> _READING TEXT_
++++++++++++++++++++
How is supermodeling different?
In general terms, supermodeling provides a computer replica of a real or planned supply chain system — what one might call a "model world." The scope and content of the model —entire value chain, highly detailed breakdown of data, full transparency of feedback loops, and high reliability of options —is more comprehensive yet no more complex than the typical supply chain optimization tools. Supermodeling's broader focus can address a wider range of questions and issues, such as volatile commodity pricing and availability, shifting perceptions of market players, and conflicting trading or purchasing activities, that are not covered by traditional supply chain models.
Other types of supply chain optimization tools improve physical networks by looking at transportation, distribution, and labor costs in isolation —an approach that may produce unexpectedly costly results. Supermodeling, on the other hand, not only examines physical production and distribution costs but also takes into account operations planning aspects such as supply management, manufacturing planning, and delivery management. In other words, it assesses the impact of various cost and value drivers, such as labor, transportation, technology, and productivity, on the entire network. Since supermodeling can alter those parameters to develop different scenarios, it can demonstrate how those changes might affect customer behavior or supply chain performance.
Supermodeling's output is more visual than that of traditional supply chain optimization tools. The level of detail it produces is based on a careful assessment of what is required to respond to both strategic and tactical questions. Outputs typically represent key measures in finance, performance of physical process flows and virtual information flows, capacity utilization, stock levels, and customer service, all in the context of various rules and constraints imposed over time.
Accordingly, the model is able to demonstrate the expected benefits of reducing lead times by streamlining business processes, managing or reducing variance, and improving responsiveness and flexibility. This allows users to compare end-to-end supply chain scenarios —from quote to delivery to cash — with each other and with the current, as-is situation. A "supermodeled" replica of a supply chain thus provides the scope needed to determine the appropriate course of action based on future demand scenarios and trends.
The objectivity of this approach makes it a helpful tool for achieving consensus among stakeholders. Ultimately, supermodeling enables "boardroom experimentation." It allows companies' top management to test hypotheses and see a visualization of the answer right away. They can use the simulations to identify how best to balance demand and supply, examining such options as whether —and when —to open or close factories, move production to a different location, or shift inventories between distribution centers.
For example, a global manufacturer of health care equipment used supermodeling to optimize its order-to-cash process, including the physical network, from sourcing through manufacturing to the customer, as well as the information flows. For this company, supermodeling was particularly powerful at speeding up and simplifying the decision-making process because multiple scenarios could be run with the participation of key stakeholders. They could instantaneously see the impact of proposed changes in the supply chain network and consequently make better, consensus-driven decisions, even when opinions regarding a particular situation had been divided prior to using the supermodel.
++++++++++++++++++++
> _WRITTEN TASK 1_
In the records, from their first line through the line with "channel-name: Enigman578: [601, 953, 820, 993]", substitute "views-label" for "view-count" and leave everything else unchanged.

[Layout annotation records]
++++++++++++++++++++
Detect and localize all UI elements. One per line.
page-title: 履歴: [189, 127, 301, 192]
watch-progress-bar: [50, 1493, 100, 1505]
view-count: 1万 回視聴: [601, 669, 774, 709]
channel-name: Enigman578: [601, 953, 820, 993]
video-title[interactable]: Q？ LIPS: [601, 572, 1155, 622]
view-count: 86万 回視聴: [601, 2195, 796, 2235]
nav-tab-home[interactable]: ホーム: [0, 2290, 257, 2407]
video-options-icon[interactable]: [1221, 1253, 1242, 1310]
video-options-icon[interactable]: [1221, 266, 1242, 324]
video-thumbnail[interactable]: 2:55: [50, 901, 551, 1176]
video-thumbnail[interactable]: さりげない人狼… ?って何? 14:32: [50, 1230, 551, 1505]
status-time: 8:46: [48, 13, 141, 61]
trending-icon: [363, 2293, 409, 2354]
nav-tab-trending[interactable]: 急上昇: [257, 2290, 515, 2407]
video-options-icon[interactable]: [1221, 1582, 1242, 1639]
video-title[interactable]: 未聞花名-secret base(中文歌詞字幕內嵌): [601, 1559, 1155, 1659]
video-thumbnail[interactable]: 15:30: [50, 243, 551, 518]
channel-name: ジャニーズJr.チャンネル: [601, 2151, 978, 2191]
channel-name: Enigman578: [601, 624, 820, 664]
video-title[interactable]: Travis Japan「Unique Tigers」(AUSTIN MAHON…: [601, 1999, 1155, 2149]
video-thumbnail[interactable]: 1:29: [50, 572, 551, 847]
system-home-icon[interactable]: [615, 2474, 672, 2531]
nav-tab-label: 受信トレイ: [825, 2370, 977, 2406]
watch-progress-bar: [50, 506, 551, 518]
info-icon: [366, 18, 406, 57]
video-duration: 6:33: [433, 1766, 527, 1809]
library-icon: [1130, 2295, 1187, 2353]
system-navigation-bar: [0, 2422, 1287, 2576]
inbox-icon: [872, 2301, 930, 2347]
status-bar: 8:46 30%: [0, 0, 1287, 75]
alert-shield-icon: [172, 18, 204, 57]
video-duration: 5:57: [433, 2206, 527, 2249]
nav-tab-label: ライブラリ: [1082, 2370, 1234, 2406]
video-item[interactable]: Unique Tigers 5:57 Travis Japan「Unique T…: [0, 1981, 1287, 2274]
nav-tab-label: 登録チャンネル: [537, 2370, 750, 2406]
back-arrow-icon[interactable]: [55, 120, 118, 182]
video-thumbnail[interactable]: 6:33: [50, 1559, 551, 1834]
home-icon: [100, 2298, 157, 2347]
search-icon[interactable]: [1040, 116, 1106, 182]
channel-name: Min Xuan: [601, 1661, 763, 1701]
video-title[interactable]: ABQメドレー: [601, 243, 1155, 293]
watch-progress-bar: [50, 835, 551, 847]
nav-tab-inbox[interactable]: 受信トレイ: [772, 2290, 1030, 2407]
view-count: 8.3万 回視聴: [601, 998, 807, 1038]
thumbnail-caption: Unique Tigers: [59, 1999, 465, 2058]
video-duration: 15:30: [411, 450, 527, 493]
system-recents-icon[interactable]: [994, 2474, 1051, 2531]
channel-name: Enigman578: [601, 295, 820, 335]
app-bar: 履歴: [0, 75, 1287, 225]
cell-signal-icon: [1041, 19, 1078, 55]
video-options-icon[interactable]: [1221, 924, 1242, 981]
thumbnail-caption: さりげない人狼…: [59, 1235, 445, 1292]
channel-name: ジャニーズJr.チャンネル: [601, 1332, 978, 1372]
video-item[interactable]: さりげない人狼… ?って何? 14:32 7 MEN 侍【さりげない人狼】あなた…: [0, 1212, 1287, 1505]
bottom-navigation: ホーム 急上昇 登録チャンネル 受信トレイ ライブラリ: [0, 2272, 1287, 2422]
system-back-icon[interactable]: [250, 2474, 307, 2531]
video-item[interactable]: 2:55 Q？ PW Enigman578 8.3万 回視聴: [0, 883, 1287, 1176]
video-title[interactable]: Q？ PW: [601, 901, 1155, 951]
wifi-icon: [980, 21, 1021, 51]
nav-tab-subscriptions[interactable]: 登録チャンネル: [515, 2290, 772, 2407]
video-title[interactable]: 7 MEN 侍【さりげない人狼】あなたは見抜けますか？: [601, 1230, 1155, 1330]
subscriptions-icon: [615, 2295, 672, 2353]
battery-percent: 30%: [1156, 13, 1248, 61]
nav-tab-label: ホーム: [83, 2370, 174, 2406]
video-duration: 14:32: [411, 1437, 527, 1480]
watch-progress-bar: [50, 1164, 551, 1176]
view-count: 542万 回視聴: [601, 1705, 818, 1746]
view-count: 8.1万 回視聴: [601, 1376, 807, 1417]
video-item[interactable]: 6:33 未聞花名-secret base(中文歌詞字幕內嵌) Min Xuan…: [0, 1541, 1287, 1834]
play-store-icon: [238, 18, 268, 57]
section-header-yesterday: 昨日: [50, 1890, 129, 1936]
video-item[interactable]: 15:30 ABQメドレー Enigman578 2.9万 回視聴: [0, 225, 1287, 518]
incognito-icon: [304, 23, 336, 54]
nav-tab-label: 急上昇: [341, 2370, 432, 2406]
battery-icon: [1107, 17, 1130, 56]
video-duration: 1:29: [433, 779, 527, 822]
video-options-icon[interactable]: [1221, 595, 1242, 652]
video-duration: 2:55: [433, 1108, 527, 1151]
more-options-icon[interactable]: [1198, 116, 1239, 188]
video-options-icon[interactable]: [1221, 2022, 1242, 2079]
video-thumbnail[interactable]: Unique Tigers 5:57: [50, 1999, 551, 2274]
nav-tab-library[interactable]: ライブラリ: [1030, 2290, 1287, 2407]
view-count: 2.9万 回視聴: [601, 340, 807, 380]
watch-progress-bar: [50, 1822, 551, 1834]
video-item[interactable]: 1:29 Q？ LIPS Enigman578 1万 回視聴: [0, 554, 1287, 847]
++++++++++++++++++++
> _WRITTEN TASK 2_
Resume the text on supermodeling, continuing after its final sentence.

> _WRITTEN REPLY 1_
Detect and localize all UI elements. One per line.
page-title: 履歴: [189, 127, 301, 192]
watch-progress-bar: [50, 1493, 100, 1505]
views-label: 1万 回視聴: [601, 669, 774, 709]
channel-name: Enigman578: [601, 953, 820, 993]

> _WRITTEN REPLY 2_
To obtain optimal results, a supermodeling exercise should follow a four-step process, as illustrated in Figure 2:
Establish a baseline, simulating the as-is scenario to validate and calibrate the model. Run a base-case simulation, applying projected demand over time by product and by region. Identify areas that will require new supply decisions.
Define and evaluate the major external trends that are likely to have a long-term impact on supply and demand.
Identify potential changes to investigate, with the aim of minimizing costs while maintaining the best balance between supply and demand. Set up scenarios that reflect those options in the model, and then simulate market and supply performance.
Evaluate results by comparing output in terms of key performance indicators. Continue iterations, with multiple runs and "what if" sensitivity testing, until the most effective solution becomes evident.
For a brief look at how one company applied this process in a distribution-network analysis, see the sidebar "Four steps to supermodeling success."
Future scenarios, year by year
Companies that have employed the supermodeling approach have been able to reduce costs and free up working capital. They also generally do a better job of matching supply to demand as it evolves from month to month and from year to year. This modeling approach allowed the health care equipment manufacturer mentioned above to avoid a costly physical supply chain setup in Asia and substitute a more costefficient solution based on insight provided by the supermodel. A change in sourcing and better timing of order fulfillment deadlines allowed it to adopt a leaner physical distribution network, cheaper transportation, and fewer stockholding locations. The model not only delivered tens of millions of euros in potential savings but also developed a solution that the whole business could support.
A more detailed example is the case of VELUX, a manufacturer based in Denmark. A major player in the global building materials sector, its products include roof windows and skylights, many types of decoration and sun screening, roller shutters, installation products, and remote controls and thermal solar panels for roof installation. VELUX has manufacturing suppliers in 11 countries and sales companies in nearly 40 countries.
In 2007 and 2008, a project team consisting of VELUX's supply chain and manufacturing strategy specialists and supply chain consultants (including the authors) developed a dynamic supply chain model to study alternative ways of managing information and physical material flow between production, stockholding points, and markets. The primary objective was to build a supply chain model for strategic planning and evaluation of options that would be specific to VELUX. Through evaluation of different scenarios, the model would support strategic manufacturing initiatives and ongoing sales and operations planning for the six-month to five-year time frame.
Today the VELUX Supply Chain Model (VSCM) is used in the company's windows and flashings group for long-term planning. The model is predicated on a baseline setup; its "basis year" employs actual production and sales data and incorporates future expectations for sales, productivity, and projected costs for raw materials, labor, and transportation. The model provides VELUX with the ability to evaluate different scenarios by showing year-by-year development in capacity utilization, product and/or component flows, and even investment costs.
VSCM has enabled the company to increase both the number of alternative scenarios to study and compare as well as the scope, relevance, and quality of the output. VELUX has used the model to examine several European manufacturing and supply chain scenarios. On the basis of that analysis, the company made important decisions that significantly impact manufacturing, logistics, and financial value drivers, such as optimizing production's environmental footprint and designing a longer-term sales and operations planning process, to name just two.
Capitalize on change
Many companies are content to establish supply chain processes and structures, and then allow them to continue as is until they become obsolete and problems arise. Or they may find that business is developing in such a way that their existing supply chain operations and processes are unfit to exploit market opportunities or meet market challenges. In today's competitive environment, that is no longer a viable way of conducting business.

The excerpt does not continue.